── QUOTED TEXT

This year’s Antigua Sailing Week runs from April 26 to May 2, but pre-events include the start of the Guadeloupe to Antigua Yacht Race, from Des Haies to English Harbour (April 23), the judging of the signboard competition at Admiral’s Inn (April 24) and the Department of Tourism’s Model Boat Competition.

Antigua Sailing Week
April 26: First Yacht Race — Dickenson Bay Race
April 27: Second Yacht Race — Olympic course off Dickenson Bay
April 28: Third Yacht Race — Falmouth Harbour Race
April 29: Lay Day. Antigua Yacht Club Single Handed Race in Falmouth Harbour; Lay Day activities at Antigua Yacht Club
April 30: Fourth Yacht Race — South Coast Race
May 1: Fifth Yacht Race — The Ocean Race
May 2: Dockyard Day activities; presentation of prizes; Lord Nelson Ball.


GUYANA

Green gold

“I was at first most disappointed that my BWIA flight from Trinidad to Antigua had a stopover in Guyana. Going south to get north sounds like something only Columbus would do, but it turned out to be an unexpected treat.

“There is nothing I’ve ever experienced from a plane, except seeing the Northern Lights, that comes near to the excitement of flying over miles and miles and miles of rain forest, and there was nothing to prepare me for it. Suddenly, beneath us was a vastness of land that someone from a little island could never grasp fully without actually seeing it for oneself. It seemed like it would never end.

“Then we reached the Essequibo River and that too was unbelievable. It looked like a sliver of mercury in the distance and then grew to a river of great continental proportions. We flew over the river for a long time before reaching the other side and saw huge islands in the middle of the river, most of them cultivated. The water was brown like the Mekong, slow and steady . . .“As I and other islanders looked through the windows in awe, exclaiming at the beauty, my Guyanese flightmate, going home from a holiday in Trinidad, stared out the window, unimpressed. ‘Guyana have a lot of waste land,’ she commented, apologetically.As for me, I can’t wait to have a chance to take a trip to that waste land.”

Excerpt from a letter from A. M. Roach

ST LUCIA

Taste the music

Taste the musiche Caribbean’s premier jazz event? The Montreux of the Antilles? Last May I headed to St Lucia to find out how their Jazz Festival had managed to garner so much hype in the space of six short years.

I usually find Festivals daunting — too much happening at the same time — but I found my angle in food. Because I don’t find eating daunting (and since music is the food of love), I approached the Festival like an à la carte menu.

────

*WORK TO DO*.
**a.** In the Caribbean travel piece, where does the Guadeloupe to Antigua Yacht Race start?
**b.** Carry the Caribbean travel piece forward from its final sentence, about approaching the St Lucia Jazz Festival like an à la carte menu.
The material that follows isn't needed for anything here.

── SUPPLIED MATERIAL

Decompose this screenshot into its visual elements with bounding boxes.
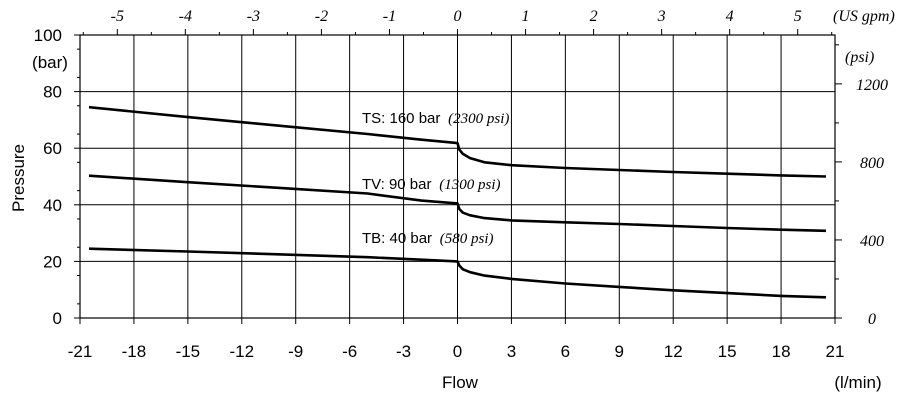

────

*ANSWERS TO THE EXERCISES*.
**a.** Des Haies

**b.**
On Day One, for instance, I and several hundred other folks did “lunch” (and a free one at that) in Castries, where the Caribbean steelband side Pan Explosion fed midday audiences in Derek Walcott Square. Six o’clock cocktails entailed a drive south to the Laborie Market for another free concert, again featuring Caribbean musicians. Dinner (not free) was at the St Lucia Cultural Centre, which offered a sumptuous menu of straight-ahead jazz served by trumpeter Nicholas Payton and vocalist Dee Dee Bridgewater.

For dessert and after-dinner drinks one could choose among several hotel venues (Wyndham Morgan Bay, Le Sport, Club St Lucia, Great House, Windjammer Landing), where Chaka Khan, Oleta Adams, Dianne Reeves, Shirley Horn and British guitarist Ronny Jordan cooked up a menu ranging from the zesty to the bitter-sweet. For more rustic fare, there was the village of Gros Islet, where the Preservation Hall Jazz Band from New Orleans dixied things up at the Banana Split.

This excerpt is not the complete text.